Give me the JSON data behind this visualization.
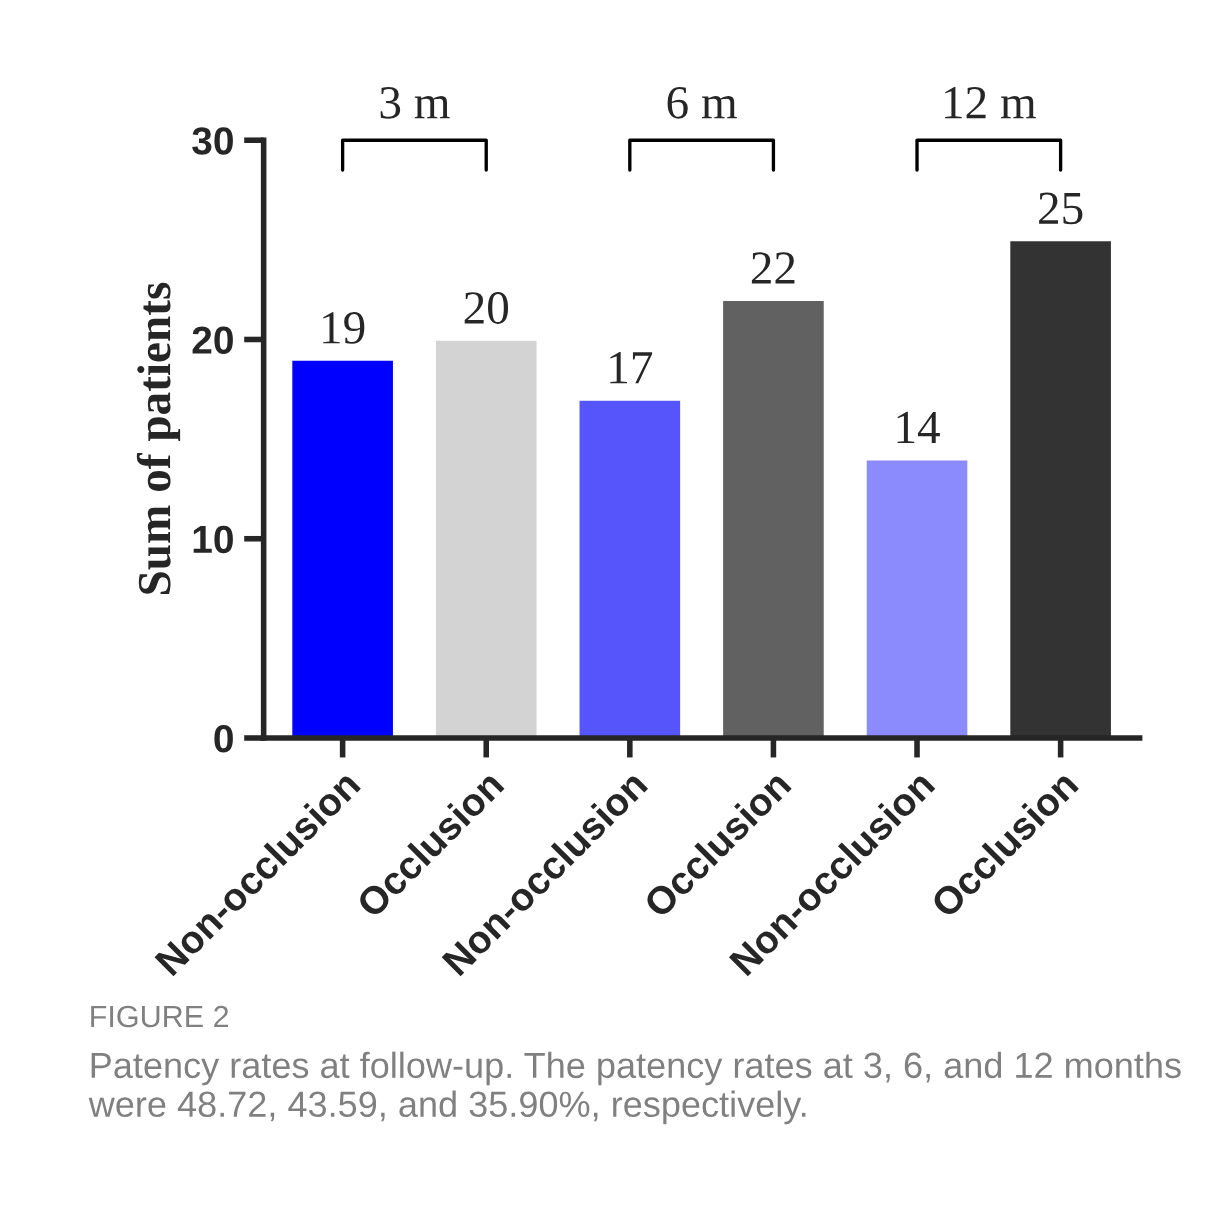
{
  "chart_data": {
    "type": "bar",
    "ylabel": "Sum of patients",
    "categories": [
      "Non-occlusion",
      "Occlusion",
      "Non-occlusion",
      "Occlusion",
      "Non-occlusion",
      "Occlusion"
    ],
    "values": [
      19,
      20,
      17,
      22,
      14,
      25
    ],
    "colors": [
      "#0000ff",
      "#d3d3d3",
      "#5555fb",
      "#616161",
      "#8b8bfd",
      "#333333"
    ],
    "ylim": [
      0,
      30
    ],
    "yticks": [
      0,
      10,
      20,
      30
    ],
    "data_labels": true,
    "grid": false,
    "legend": false,
    "annotations": [
      "3 m",
      "6 m",
      "12 m",
      "FIGURE 2",
      "Patency rates at follow-up. The patency rates at 3, 6, and 12 months were 48.72, 43.59, and 35.90%, respectively."
    ]
  }
}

-----

## Exercise requirements:
Pictures aside, retype all of the entries word for word.

## Solution:
Give me the JSON data behind this visualization.
{
  "chart_data": {
    "type": "bar",
    "ylabel": "Sum of patients",
    "categories": [
      "Non-occlusion",
      "Occlusion",
      "Non-occlusion",
      "Occlusion",
      "Non-occlusion",
      "Occlusion"
    ],
    "values": [
      19,
      20,
      17,
      22,
      14,
      25
    ],
    "colors": [
      "#0000ff",
      "#d3d3d3",
      "#5555fb",
      "#616161",
      "#8b8bfd",
      "#333333"
    ],
    "ylim": [
      0,
      30
    ],
    "yticks": [
      0,
      10,
      20,
      30
    ],
    "data_labels": true,
    "grid": false,
    "legend": false,
    "annotations": [
      "3 m",
      "6 m",
      "12 m",
      "FIGURE 2",
      "Patency rates at follow-up. The patency rates at 3, 6, and 12 months were 48.72, 43.59, and 35.90%, respectively."
    ]
  }
}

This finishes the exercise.